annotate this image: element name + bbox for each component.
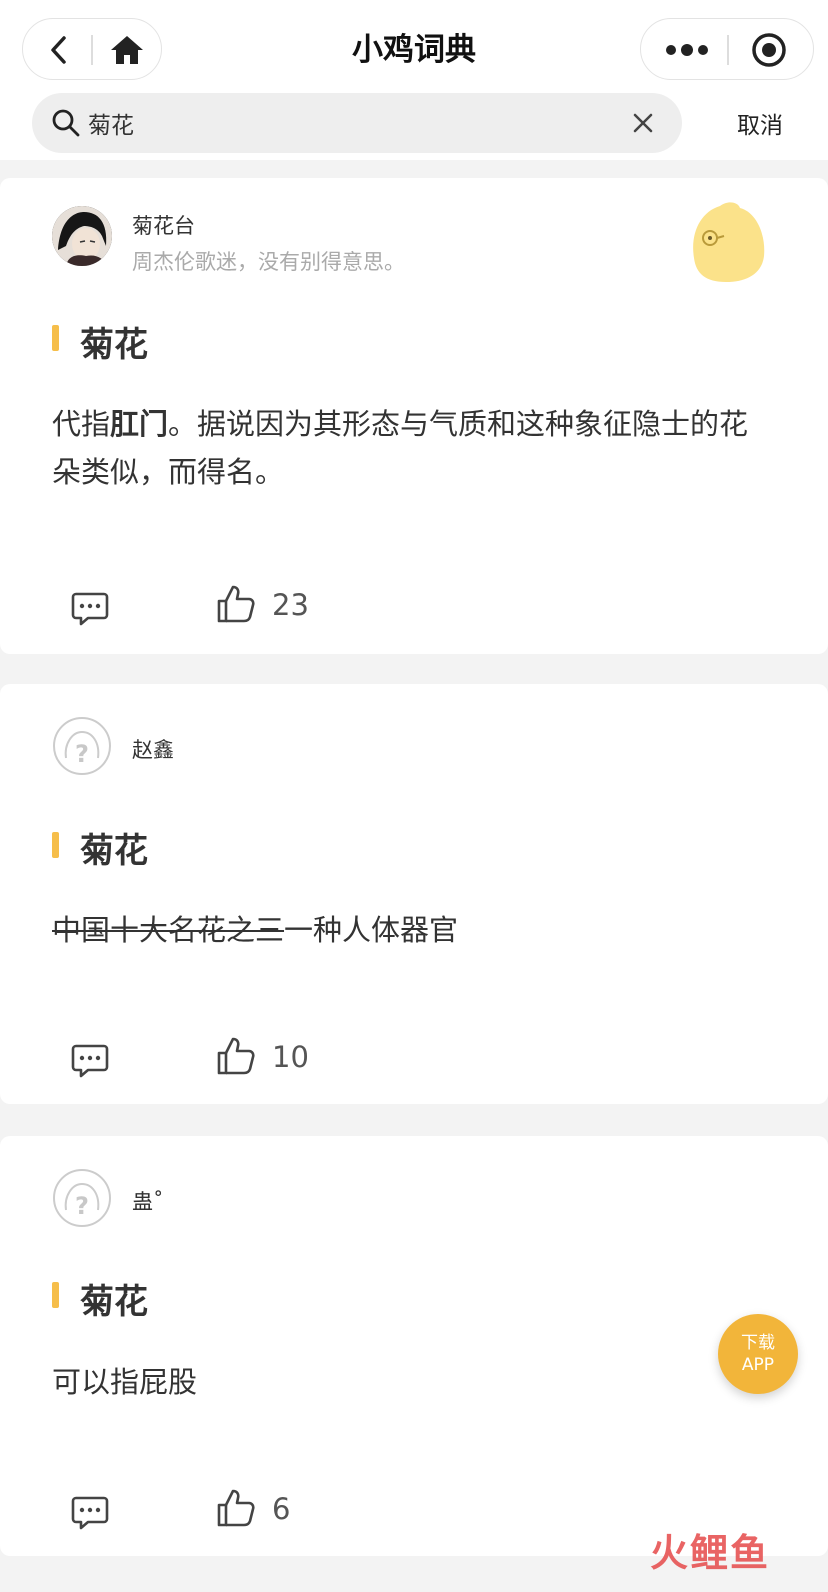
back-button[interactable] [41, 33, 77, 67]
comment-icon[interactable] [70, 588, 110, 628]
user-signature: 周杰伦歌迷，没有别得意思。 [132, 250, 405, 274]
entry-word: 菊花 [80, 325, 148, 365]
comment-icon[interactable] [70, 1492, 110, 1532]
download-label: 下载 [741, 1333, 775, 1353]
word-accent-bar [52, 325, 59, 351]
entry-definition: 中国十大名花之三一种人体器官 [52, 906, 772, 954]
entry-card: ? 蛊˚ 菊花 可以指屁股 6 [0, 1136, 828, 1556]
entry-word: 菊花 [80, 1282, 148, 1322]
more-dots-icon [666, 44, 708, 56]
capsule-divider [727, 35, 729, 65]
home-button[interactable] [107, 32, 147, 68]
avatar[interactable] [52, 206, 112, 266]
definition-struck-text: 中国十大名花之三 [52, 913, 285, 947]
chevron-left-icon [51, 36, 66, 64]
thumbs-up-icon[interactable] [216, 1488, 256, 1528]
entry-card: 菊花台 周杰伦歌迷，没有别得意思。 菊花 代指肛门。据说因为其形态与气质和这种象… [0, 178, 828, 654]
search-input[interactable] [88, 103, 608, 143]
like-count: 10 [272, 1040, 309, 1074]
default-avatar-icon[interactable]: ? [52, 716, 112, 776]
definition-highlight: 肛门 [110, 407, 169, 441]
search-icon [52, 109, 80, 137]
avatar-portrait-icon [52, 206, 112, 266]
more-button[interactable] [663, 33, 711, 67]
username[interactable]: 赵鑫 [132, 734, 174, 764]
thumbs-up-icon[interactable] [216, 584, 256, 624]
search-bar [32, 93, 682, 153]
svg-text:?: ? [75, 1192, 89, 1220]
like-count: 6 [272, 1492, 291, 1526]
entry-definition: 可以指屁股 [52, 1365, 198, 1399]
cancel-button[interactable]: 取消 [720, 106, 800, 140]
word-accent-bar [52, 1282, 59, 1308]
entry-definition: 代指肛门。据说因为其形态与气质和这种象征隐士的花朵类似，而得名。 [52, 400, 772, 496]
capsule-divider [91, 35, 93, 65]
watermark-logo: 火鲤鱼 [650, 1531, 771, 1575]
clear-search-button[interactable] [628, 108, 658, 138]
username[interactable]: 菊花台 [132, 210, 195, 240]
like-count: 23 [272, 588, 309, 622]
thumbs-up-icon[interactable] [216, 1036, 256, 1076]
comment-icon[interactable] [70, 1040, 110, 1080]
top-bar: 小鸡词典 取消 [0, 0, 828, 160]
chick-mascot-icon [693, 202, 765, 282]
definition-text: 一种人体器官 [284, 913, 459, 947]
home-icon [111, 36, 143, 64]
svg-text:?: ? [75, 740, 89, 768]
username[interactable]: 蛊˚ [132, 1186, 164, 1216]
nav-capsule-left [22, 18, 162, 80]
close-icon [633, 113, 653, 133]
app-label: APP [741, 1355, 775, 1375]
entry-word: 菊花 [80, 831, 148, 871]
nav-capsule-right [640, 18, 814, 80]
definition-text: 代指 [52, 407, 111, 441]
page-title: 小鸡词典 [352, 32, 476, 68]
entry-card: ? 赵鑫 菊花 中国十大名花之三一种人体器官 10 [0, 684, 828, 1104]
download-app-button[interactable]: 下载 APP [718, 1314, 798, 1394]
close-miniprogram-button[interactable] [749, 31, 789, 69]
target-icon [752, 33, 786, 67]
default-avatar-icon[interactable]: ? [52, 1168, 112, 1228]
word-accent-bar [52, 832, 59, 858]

++++

[Directive]
Reproduce every line of the items above verbatim, leaving out the picture placeholders.

[Finished answer]
annotate this image: element name + bbox for each component.
back-button[interactable] [41, 33, 77, 67]
comment-icon[interactable] [70, 588, 110, 628]
user-signature: 周杰伦歌迷，没有别得意思。 [132, 250, 405, 274]
entry-word: 菊花 [80, 325, 148, 365]
comment-icon[interactable] [70, 1492, 110, 1532]
download-label: 下载 [741, 1333, 775, 1353]
word-accent-bar [52, 325, 59, 351]
entry-definition: 中国十大名花之三一种人体器官 [52, 906, 772, 954]
entry-card: ? 蛊˚ 菊花 可以指屁股 6 [0, 1136, 828, 1556]
entry-word: 菊花 [80, 1282, 148, 1322]
more-dots-icon [666, 44, 708, 56]
capsule-divider [727, 35, 729, 65]
home-button[interactable] [107, 32, 147, 68]
avatar[interactable] [52, 206, 112, 266]
definition-struck-text: 中国十大名花之三 [52, 913, 285, 947]
chevron-left-icon [51, 36, 66, 64]
thumbs-up-icon[interactable] [216, 1488, 256, 1528]
entry-card: 菊花台 周杰伦歌迷，没有别得意思。 菊花 代指肛门。据说因为其形态与气质和这种象… [0, 178, 828, 654]
search-input[interactable] [88, 103, 608, 143]
like-count: 10 [272, 1040, 309, 1074]
default-avatar-icon[interactable]: ? [52, 716, 112, 776]
definition-highlight: 肛门 [110, 407, 169, 441]
search-icon [52, 109, 80, 137]
avatar-portrait-icon [52, 206, 112, 266]
more-button[interactable] [663, 33, 711, 67]
username[interactable]: 赵鑫 [132, 734, 174, 764]
thumbs-up-icon[interactable] [216, 584, 256, 624]
search-bar [32, 93, 682, 153]
svg-text:?: ? [75, 1192, 89, 1220]
like-count: 6 [272, 1492, 291, 1526]
entry-definition: 可以指屁股 [52, 1365, 198, 1399]
cancel-button[interactable]: 取消 [720, 106, 800, 140]
word-accent-bar [52, 1282, 59, 1308]
entry-definition: 代指肛门。据说因为其形态与气质和这种象征隐士的花朵类似，而得名。 [52, 400, 772, 496]
capsule-divider [91, 35, 93, 65]
watermark-logo: 火鲤鱼 [650, 1531, 771, 1575]
clear-search-button[interactable] [628, 108, 658, 138]
username[interactable]: 菊花台 [132, 210, 195, 240]
like-count: 23 [272, 588, 309, 622]
thumbs-up-icon[interactable] [216, 1036, 256, 1076]
comment-icon[interactable] [70, 1040, 110, 1080]
top-bar: 小鸡词典 取消 [0, 0, 828, 160]
chick-mascot-icon [693, 202, 765, 282]
definition-text: 一种人体器官 [284, 913, 459, 947]
home-icon [111, 36, 143, 64]
svg-text:?: ? [75, 740, 89, 768]
username[interactable]: 蛊˚ [132, 1186, 164, 1216]
nav-capsule-left [22, 18, 162, 80]
close-icon [633, 113, 653, 133]
app-label: APP [741, 1355, 775, 1375]
entry-word: 菊花 [80, 831, 148, 871]
nav-capsule-right [640, 18, 814, 80]
definition-text: 代指 [52, 407, 111, 441]
page-title: 小鸡词典 [352, 32, 476, 68]
entry-card: ? 赵鑫 菊花 中国十大名花之三一种人体器官 10 [0, 684, 828, 1104]
download-app-button[interactable]: 下载 APP [718, 1314, 798, 1394]
close-miniprogram-button[interactable] [749, 31, 789, 69]
target-icon [752, 33, 786, 67]
default-avatar-icon[interactable]: ? [52, 1168, 112, 1228]
word-accent-bar [52, 832, 59, 858]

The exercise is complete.